> _Task details_
If a line of the listing contains the string "which", return that line.

> _Records shown_
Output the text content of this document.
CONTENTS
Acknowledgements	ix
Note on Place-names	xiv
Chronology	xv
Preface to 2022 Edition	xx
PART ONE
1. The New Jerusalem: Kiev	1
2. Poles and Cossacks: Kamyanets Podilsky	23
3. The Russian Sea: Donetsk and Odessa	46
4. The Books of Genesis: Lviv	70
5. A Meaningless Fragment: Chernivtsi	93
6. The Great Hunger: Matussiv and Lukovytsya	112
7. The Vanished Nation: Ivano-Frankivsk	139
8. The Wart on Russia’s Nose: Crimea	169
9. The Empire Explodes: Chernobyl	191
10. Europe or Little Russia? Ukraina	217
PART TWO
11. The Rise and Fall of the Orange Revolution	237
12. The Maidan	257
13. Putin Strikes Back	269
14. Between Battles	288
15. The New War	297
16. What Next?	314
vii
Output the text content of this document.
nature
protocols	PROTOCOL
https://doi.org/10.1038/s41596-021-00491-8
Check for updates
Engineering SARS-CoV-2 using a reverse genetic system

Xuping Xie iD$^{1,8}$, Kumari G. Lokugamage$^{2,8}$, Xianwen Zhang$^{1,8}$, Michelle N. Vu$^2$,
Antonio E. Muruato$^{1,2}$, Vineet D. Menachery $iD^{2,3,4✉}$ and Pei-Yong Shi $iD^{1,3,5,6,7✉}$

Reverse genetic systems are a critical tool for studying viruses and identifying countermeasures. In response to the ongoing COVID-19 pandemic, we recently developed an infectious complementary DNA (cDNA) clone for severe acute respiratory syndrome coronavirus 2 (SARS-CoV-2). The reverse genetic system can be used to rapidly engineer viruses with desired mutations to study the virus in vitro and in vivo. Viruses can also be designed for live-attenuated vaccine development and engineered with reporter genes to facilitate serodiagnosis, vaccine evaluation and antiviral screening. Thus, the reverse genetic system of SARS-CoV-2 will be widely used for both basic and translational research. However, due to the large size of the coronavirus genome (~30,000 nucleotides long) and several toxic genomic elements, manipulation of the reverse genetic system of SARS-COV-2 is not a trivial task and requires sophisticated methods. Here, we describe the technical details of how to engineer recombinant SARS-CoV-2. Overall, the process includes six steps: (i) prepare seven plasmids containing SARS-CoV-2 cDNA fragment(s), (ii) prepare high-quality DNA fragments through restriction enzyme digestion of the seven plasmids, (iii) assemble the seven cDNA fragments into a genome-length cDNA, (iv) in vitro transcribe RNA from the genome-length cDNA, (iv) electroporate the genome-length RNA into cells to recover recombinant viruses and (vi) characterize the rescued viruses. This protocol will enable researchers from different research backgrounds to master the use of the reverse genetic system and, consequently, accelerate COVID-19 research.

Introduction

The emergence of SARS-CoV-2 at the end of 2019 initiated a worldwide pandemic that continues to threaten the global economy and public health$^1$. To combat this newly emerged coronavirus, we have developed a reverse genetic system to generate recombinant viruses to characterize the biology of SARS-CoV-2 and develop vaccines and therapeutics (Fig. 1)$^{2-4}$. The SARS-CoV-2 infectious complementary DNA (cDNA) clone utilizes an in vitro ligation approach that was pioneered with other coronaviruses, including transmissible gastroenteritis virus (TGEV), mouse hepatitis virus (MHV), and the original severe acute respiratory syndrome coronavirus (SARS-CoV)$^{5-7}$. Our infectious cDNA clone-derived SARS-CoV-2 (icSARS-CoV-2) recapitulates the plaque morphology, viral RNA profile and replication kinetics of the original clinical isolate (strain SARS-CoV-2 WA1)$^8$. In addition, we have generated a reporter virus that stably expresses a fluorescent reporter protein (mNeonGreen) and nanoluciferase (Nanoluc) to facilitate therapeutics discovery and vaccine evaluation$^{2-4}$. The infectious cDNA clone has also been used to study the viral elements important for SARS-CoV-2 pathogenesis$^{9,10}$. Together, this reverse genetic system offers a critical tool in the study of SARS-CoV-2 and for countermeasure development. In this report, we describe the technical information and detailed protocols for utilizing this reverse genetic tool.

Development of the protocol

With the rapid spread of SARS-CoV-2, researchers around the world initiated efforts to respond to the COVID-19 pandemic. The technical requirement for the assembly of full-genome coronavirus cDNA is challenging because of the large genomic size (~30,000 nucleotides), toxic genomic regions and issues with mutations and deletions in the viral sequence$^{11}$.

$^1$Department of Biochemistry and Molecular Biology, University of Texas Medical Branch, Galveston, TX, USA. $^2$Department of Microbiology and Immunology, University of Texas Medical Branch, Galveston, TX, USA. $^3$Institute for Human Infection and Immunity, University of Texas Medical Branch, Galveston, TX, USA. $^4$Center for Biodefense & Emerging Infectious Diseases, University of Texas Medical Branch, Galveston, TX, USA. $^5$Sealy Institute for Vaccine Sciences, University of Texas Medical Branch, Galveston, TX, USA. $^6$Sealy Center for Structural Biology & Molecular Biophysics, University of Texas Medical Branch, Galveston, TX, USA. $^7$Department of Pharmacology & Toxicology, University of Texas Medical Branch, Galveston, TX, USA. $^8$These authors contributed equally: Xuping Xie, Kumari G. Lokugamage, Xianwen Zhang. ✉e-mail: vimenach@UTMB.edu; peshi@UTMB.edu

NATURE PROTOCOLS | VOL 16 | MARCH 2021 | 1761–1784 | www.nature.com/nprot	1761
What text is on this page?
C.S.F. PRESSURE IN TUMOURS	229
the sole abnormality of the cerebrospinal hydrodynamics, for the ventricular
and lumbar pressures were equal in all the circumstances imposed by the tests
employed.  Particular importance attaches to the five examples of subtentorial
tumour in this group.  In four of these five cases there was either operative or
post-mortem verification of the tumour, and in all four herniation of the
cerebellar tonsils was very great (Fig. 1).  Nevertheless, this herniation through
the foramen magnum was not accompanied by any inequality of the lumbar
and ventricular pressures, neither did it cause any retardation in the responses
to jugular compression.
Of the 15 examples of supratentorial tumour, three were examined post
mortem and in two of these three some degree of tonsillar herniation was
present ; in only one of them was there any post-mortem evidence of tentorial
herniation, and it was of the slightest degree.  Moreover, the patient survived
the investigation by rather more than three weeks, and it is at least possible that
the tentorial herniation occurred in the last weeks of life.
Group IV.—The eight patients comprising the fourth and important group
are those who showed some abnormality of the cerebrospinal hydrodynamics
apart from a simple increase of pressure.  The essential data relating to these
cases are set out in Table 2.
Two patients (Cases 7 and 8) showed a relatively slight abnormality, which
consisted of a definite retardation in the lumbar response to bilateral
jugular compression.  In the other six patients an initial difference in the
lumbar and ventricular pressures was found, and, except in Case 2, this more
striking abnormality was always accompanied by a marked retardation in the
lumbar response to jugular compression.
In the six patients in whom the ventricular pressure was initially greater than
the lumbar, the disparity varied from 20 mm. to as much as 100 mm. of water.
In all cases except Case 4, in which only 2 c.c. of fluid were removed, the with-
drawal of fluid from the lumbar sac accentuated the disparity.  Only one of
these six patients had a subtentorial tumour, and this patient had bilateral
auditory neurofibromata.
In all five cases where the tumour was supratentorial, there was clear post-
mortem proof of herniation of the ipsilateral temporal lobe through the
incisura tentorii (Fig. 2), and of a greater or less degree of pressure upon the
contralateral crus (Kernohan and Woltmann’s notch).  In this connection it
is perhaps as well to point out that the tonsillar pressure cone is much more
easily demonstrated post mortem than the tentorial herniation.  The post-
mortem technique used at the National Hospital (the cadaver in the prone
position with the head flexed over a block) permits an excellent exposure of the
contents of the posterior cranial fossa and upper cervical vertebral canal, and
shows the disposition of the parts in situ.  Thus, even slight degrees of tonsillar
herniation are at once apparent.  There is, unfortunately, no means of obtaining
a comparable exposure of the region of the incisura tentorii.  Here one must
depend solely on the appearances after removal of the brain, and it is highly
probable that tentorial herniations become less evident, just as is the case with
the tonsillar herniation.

> _Your response_
Two patients (Cases 7 and 8) showed a relatively slight abnormality, which
In all cases except Case 4, in which only 2 c.c. of fluid were removed, the with-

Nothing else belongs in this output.